--- begin Extracted records ---

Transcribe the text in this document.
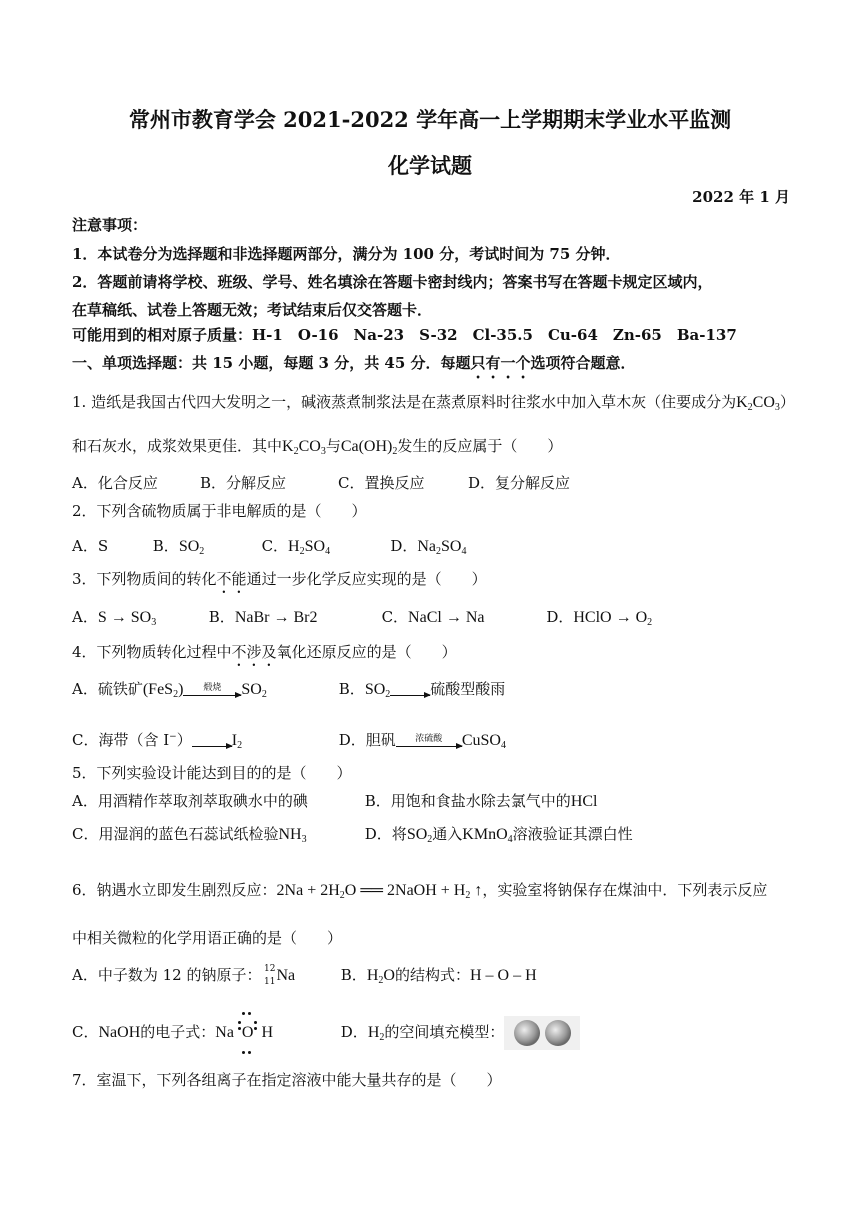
常州市教育学会 2021-2022 学年高一上学期期末学业水平监测
化学试题
2022 年 1 月
注意事项：
1．本试卷分为选择题和非选择题两部分，满分为 100 分，考试时间为 75 分钟．
2．答题前请将学校、班级、学号、姓名填涂在答题卡密封线内；答案书写在答题卡规定区域内，
在草稿纸、试卷上答题无效；考试结束后仅交答题卡．
可能用到的相对原子质量：H-1　O-16　Na-23　S-32　Cl-35.5　Cu-64　Zn-65　Ba-137
一、单项选择题：共 15 小题，每题 3 分，共 45 分．每题只有一个选项符合题意．
1. 造纸是我国古代四大发明之一，碱液蒸煮制浆法是在蒸煮原料时往浆水中加入草木灰（住要成分为$K_2CO_3$）
和石灰水，成浆效果更佳．其中$K_2CO_3$与$Ca(OH)_2$发生的反应属于（　　）
A．化合反应	B．分解反应	C．置换反应	D．复分解反应
2．下列含硫物质属于非电解质的是（　　）
A．S	B．$SO_2$	C．$H_2SO_4$	D．$Na_2SO_4$
3．下列物质间的转化不能通过一步化学反应实现的是（　　）
A．$S \to SO_3$	B．NaBr → Br2	C．NaCl → Na	D．HClO → $O_2$
4．下列物质转化过程中不涉及氧化还原反应的是（　　）
A．硫铁矿(FeS$_2$)	煅烧	$SO_2$	B．$SO_2$	硫酸型酸雨
C．海带（含 I−）	$I_2$	D．胆矾	浓硫酸	CuSO$_4$
5．下列实验设计能达到目的的是（　　）
A．用酒精作萃取剂萃取碘水中的碘	B．用饱和食盐水除去氯气中的HCl
C．用湿润的蓝色石蕊试纸检验$NH_3$	D．将$SO_2$通入KMnO$_4$溶液验证其漂白性
6．钠遇水立即发生剧烈反应：$2Na + 2H_2O$ ══ 2NaOH + $H_2$ ↑，实验室将钠保存在煤油中．下列表示反应
中相关微粒的化学用语正确的是（　　）
A．中子数为 12 的钠原子： 12
11 Na	B．$H_2O$的结构式：H – O – H
C．NaOH的电子式：Na O
H	D．$H_2$的空间填充模型：
7．室温下，下列各组离子在指定溶液中能大量共存的是（　　）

--- end Extracted records ---

Print the entries above exactly, taking out only the pictures.

#### [Task output]
Transcribe the text in this document.
常州市教育学会 2021-2022 学年高一上学期期末学业水平监测
化学试题
2022 年 1 月
注意事项：
1．本试卷分为选择题和非选择题两部分，满分为 100 分，考试时间为 75 分钟．
2．答题前请将学校、班级、学号、姓名填涂在答题卡密封线内；答案书写在答题卡规定区域内，
在草稿纸、试卷上答题无效；考试结束后仅交答题卡．
可能用到的相对原子质量：H-1　O-16　Na-23　S-32　Cl-35.5　Cu-64　Zn-65　Ba-137
一、单项选择题：共 15 小题，每题 3 分，共 45 分．每题只有一个选项符合题意．
1. 造纸是我国古代四大发明之一，碱液蒸煮制浆法是在蒸煮原料时往浆水中加入草木灰（住要成分为$K_2CO_3$）
和石灰水，成浆效果更佳．其中$K_2CO_3$与$Ca(OH)_2$发生的反应属于（　　）
A．化合反应	B．分解反应	C．置换反应	D．复分解反应
2．下列含硫物质属于非电解质的是（　　）
A．S	B．$SO_2$	C．$H_2SO_4$	D．$Na_2SO_4$
3．下列物质间的转化不能通过一步化学反应实现的是（　　）
A．$S \to SO_3$	B．NaBr → Br2	C．NaCl → Na	D．HClO → $O_2$
4．下列物质转化过程中不涉及氧化还原反应的是（　　）
A．硫铁矿(FeS$_2$)	煅烧	$SO_2$	B．$SO_2$	硫酸型酸雨
C．海带（含 I−）	$I_2$	D．胆矾	浓硫酸	CuSO$_4$
5．下列实验设计能达到目的的是（　　）
A．用酒精作萃取剂萃取碘水中的碘	B．用饱和食盐水除去氯气中的HCl
C．用湿润的蓝色石蕊试纸检验$NH_3$	D．将$SO_2$通入KMnO$_4$溶液验证其漂白性
6．钠遇水立即发生剧烈反应：$2Na + 2H_2O$ ══ 2NaOH + $H_2$ ↑，实验室将钠保存在煤油中．下列表示反应
中相关微粒的化学用语正确的是（　　）
A．中子数为 12 的钠原子： 12
11 Na	B．$H_2O$的结构式：H – O – H
C．NaOH的电子式：Na O
H	D．$H_2$的空间填充模型：
7．室温下，下列各组离子在指定溶液中能大量共存的是（　　）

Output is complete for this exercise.